■ INSTRUCTIONS:
1) In the pandas normalization thread, copy everything from "#normalize values from" down to "df_flask_scaled = pd.DataFrame(df_flask_val_scaled)", swapping "min_max_scaler" for "scaler" each time it appears.
2) Translate this sentence from the pandas normalization thread into Spanish: "I think you should do fit and transform separately."

■ SELECTION:
* * * * *
-2

I have this code that normalizes a pandas dataframe.

import numpy as np; import pandas as pd
from sklearn.metrics.pairwise import cosine_similarity
from sklearn import preprocessing


df = pd.read_csv('DS/RS_DS/final_dataset.csv')
rec_df = df.drop(['person_id','encounter_id','birthdate','CN','HN','DN','DIAG_DM','DIAG_NONDM','TPN'], axis=1)

#normalize values from 0 to 1
df_val = rec_df.values
min_max_scaler = preprocessing.MinMaxScaler()
df_val_scaled = min_max_scaler.fit_transform(df_val)
df_scaled = pd.DataFrame(df_val_scaled)


df_flask = pd.DataFrame([[42.8,151,73,79,0,1,74]],columns=['weight','height','wc','hc','isMale','isFemale','age'])
df_flask_val = df_flask.values
df_flask_val_scaled = min_max_scaler.fit_transform(df_flask_val)
df_flask_scaled = pd.DataFrame(df_flask_val_scaled)

df_scaled returns a dataframe that is normalized. df_flask is a dataframe that I want to normalize based on df_scaled so I can use it for comparison. df_flask_scaled return all 0, I think it didnt normalize based on the dataframe. is there anyway to normalize the single row df.

or should I add this data to the dataframe then compute normalizing?

Reub
  • 665
  • 2
  • 18
  • 35
  • 1
    your question isn't clear. normalize the single row df ? what's that? – YOLO Apr 08 '18 at 20:11
  • 1
    When you use already fitted (learnt) models on new data, remember to never use `fit()` or methods that include `'fit'` in their name, like `fit_transform()`. It re-fits the new data, so the old data is forgottern. Only call transform() on new data. – Vivek Kumar Apr 09 '18 at 09:08
  • I have two dataframes in the code. rec_df and df_flask which is my single row dataframe @YOLO – Reub Apr 09 '18 at 17:22
  • that makes better sense @VivekKumar – Reub Apr 09 '18 at 17:22

1 Answers1

0

I think you should do fit and transform separately. This is done to ensure that the distribution of data using in fitting is maintained.
* * * * *
■ COLLECTED MATERIAL:
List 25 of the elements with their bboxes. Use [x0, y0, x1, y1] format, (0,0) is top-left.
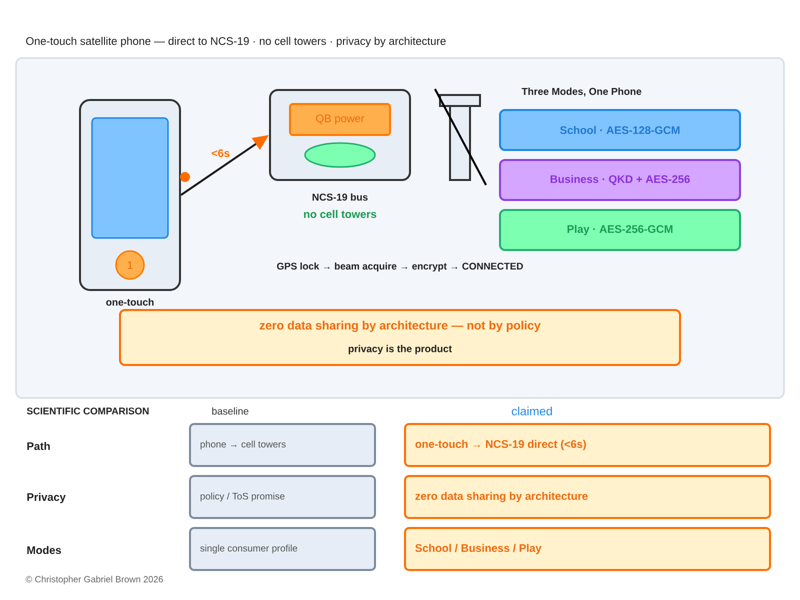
* * * * *
■ TASK-BY-TASK ANSWERS:
1)
#normalize values from 0 to 1
df_val = rec_df.values
scaler = preprocessing.MinMaxScaler()
df_val_scaled = scaler.fit_transform(df_val)
df_scaled = pd.DataFrame(df_val_scaled)


df_flask = pd.DataFrame([[42.8,151,73,79,0,1,74]],columns=['weight','height','wc','hc','isMale','isFemale','age'])
df_flask_val = df_flask.values
df_flask_val_scaled = scaler.fit_transform(df_flask_val)
df_flask_scaled = pd.DataFrame(df_flask_val_scaled)

2) Creo que deberías hacer fit y transform por separado.